• [The task]: Write out the records below word for word, please.

[Stored data entries]
────────────────────

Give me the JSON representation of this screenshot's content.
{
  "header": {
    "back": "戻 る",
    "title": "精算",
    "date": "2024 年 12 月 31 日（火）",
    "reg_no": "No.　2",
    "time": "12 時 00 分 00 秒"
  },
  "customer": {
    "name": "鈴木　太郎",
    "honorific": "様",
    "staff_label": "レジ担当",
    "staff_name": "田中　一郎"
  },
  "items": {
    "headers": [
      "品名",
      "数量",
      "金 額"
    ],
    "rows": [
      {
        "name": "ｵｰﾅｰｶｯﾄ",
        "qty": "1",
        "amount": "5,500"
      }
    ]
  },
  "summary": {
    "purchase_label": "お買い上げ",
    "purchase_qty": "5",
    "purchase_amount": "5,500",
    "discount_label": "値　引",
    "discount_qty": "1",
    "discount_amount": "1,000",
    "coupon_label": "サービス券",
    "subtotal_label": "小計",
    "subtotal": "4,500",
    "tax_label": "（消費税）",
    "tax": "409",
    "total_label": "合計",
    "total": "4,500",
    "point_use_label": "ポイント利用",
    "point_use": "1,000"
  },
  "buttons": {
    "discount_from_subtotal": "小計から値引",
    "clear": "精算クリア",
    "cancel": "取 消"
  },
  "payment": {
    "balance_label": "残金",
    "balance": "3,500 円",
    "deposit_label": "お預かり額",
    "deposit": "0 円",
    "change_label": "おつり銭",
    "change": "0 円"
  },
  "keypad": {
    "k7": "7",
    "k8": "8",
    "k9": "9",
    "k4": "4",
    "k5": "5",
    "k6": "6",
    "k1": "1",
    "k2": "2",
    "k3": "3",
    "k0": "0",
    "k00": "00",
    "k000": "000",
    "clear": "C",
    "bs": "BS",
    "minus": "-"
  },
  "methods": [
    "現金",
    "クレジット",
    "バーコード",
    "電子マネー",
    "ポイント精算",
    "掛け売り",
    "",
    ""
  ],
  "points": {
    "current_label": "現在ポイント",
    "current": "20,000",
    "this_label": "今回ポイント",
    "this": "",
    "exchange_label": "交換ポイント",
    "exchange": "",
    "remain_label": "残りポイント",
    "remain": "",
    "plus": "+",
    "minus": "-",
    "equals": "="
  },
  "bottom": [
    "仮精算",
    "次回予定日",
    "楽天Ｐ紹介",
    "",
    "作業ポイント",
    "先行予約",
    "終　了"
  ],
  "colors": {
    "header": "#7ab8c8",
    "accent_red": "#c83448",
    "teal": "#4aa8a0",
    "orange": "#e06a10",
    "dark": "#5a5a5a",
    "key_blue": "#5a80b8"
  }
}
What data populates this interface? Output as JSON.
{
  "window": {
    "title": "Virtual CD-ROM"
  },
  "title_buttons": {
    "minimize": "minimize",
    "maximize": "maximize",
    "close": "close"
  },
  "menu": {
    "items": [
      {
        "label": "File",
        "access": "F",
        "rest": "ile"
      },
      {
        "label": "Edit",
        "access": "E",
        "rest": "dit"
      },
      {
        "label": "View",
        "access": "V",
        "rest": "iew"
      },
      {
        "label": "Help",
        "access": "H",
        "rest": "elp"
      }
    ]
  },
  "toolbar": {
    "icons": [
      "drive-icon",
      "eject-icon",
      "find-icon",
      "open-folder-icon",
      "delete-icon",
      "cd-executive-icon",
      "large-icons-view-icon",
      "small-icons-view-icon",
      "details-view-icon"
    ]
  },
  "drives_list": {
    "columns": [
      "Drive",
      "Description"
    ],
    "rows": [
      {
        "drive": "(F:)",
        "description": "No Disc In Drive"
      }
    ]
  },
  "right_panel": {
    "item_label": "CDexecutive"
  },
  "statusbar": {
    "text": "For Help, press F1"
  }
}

────────────────────

• [Finished task]:
Give me the JSON representation of this screenshot's content.
{
  "header": {
    "back": "戻 る",
    "title": "精算",
    "date": "2024 年 12 月 31 日（火）",
    "reg_no": "No.　2",
    "time": "12 時 00 分 00 秒"
  },
  "customer": {
    "name": "鈴木　太郎",
    "honorific": "様",
    "staff_label": "レジ担当",
    "staff_name": "田中　一郎"
  },
  "items": {
    "headers": [
      "品名",
      "数量",
      "金 額"
    ],
    "rows": [
      {
        "name": "ｵｰﾅｰｶｯﾄ",
        "qty": "1",
        "amount": "5,500"
      }
    ]
  },
  "summary": {
    "purchase_label": "お買い上げ",
    "purchase_qty": "5",
    "purchase_amount": "5,500",
    "discount_label": "値　引",
    "discount_qty": "1",
    "discount_amount": "1,000",
    "coupon_label": "サービス券",
    "subtotal_label": "小計",
    "subtotal": "4,500",
    "tax_label": "（消費税）",
    "tax": "409",
    "total_label": "合計",
    "total": "4,500",
    "point_use_label": "ポイント利用",
    "point_use": "1,000"
  },
  "buttons": {
    "discount_from_subtotal": "小計から値引",
    "clear": "精算クリア",
    "cancel": "取 消"
  },
  "payment": {
    "balance_label": "残金",
    "balance": "3,500 円",
    "deposit_label": "お預かり額",
    "deposit": "0 円",
    "change_label": "おつり銭",
    "change": "0 円"
  },
  "keypad": {
    "k7": "7",
    "k8": "8",
    "k9": "9",
    "k4": "4",
    "k5": "5",
    "k6": "6",
    "k1": "1",
    "k2": "2",
    "k3": "3",
    "k0": "0",
    "k00": "00",
    "k000": "000",
    "clear": "C",
    "bs": "BS",
    "minus": "-"
  },
  "methods": [
    "現金",
    "クレジット",
    "バーコード",
    "電子マネー",
    "ポイント精算",
    "掛け売り",
    "",
    ""
  ],
  "points": {
    "current_label": "現在ポイント",
    "current": "20,000",
    "this_label": "今回ポイント",
    "this": "",
    "exchange_label": "交換ポイント",
    "exchange": "",
    "remain_label": "残りポイント",
    "remain": "",
    "plus": "+",
    "minus": "-",
    "equals": "="
  },
  "bottom": [
    "仮精算",
    "次回予定日",
    "楽天Ｐ紹介",
    "",
    "作業ポイント",
    "先行予約",
    "終　了"
  ],
  "colors": {
    "header": "#7ab8c8",
    "accent_red": "#c83448",
    "teal": "#4aa8a0",
    "orange": "#e06a10",
    "dark": "#5a5a5a",
    "key_blue": "#5a80b8"
  }
}
What data populates this interface? Output as JSON.
{
  "window": {
    "title": "Virtual CD-ROM"
  },
  "title_buttons": {
    "minimize": "minimize",
    "maximize": "maximize",
    "close": "close"
  },
  "menu": {
    "items": [
      {
        "label": "File",
        "access": "F",
        "rest": "ile"
      },
      {
        "label": "Edit",
        "access": "E",
        "rest": "dit"
      },
      {
        "label": "View",
        "access": "V",
        "rest": "iew"
      },
      {
        "label": "Help",
        "access": "H",
        "rest": "elp"
      }
    ]
  },
  "toolbar": {
    "icons": [
      "drive-icon",
      "eject-icon",
      "find-icon",
      "open-folder-icon",
      "delete-icon",
      "cd-executive-icon",
      "large-icons-view-icon",
      "small-icons-view-icon",
      "details-view-icon"
    ]
  },
  "drives_list": {
    "columns": [
      "Drive",
      "Description"
    ],
    "rows": [
      {
        "drive": "(F:)",
        "description": "No Disc In Drive"
      }
    ]
  },
  "right_panel": {
    "item_label": "CDexecutive"
  },
  "statusbar": {
    "text": "For Help, press F1"
  }
}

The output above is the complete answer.